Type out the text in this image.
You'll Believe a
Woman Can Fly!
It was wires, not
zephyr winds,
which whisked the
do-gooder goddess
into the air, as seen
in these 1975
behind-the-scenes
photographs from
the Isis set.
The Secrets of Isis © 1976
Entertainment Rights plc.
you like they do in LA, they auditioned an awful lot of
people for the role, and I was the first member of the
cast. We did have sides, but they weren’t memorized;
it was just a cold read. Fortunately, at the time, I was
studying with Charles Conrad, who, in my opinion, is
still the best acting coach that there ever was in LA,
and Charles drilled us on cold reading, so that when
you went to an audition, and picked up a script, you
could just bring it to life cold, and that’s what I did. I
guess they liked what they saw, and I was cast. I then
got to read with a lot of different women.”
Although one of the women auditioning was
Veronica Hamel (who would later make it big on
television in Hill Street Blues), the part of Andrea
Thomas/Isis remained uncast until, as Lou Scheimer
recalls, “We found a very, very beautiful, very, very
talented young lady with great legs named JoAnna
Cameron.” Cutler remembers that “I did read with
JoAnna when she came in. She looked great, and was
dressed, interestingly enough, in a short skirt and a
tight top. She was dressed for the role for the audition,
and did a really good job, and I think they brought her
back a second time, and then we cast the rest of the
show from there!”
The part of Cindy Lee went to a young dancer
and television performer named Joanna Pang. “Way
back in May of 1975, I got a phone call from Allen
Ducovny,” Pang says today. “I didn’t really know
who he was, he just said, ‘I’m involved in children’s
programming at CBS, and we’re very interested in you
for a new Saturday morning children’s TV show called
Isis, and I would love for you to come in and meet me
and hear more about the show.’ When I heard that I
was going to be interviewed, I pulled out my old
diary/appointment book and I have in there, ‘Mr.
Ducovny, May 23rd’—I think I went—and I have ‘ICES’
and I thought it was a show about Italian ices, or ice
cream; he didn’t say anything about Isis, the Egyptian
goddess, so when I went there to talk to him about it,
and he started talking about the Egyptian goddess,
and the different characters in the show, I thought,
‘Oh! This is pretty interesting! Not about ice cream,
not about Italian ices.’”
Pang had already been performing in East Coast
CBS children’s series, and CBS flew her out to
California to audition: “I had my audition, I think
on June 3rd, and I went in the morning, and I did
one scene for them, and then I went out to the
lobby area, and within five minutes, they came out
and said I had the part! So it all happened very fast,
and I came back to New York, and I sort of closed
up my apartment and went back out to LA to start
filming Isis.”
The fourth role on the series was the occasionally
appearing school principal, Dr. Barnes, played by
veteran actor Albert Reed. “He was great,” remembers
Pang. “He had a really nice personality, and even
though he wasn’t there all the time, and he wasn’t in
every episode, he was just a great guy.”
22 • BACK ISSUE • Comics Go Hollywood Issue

***

§ Direction: Pull out all lines from the listing that contain the string "they".

§ Solved exercise:
you like they do in LA, they auditioned an awful lot of
cast. We did have sides, but they weren’t memorized;
guess they liked what they saw, and I was cast. I then
and did a really good job, and I think they brought her
lobby area, and within five minutes, they came out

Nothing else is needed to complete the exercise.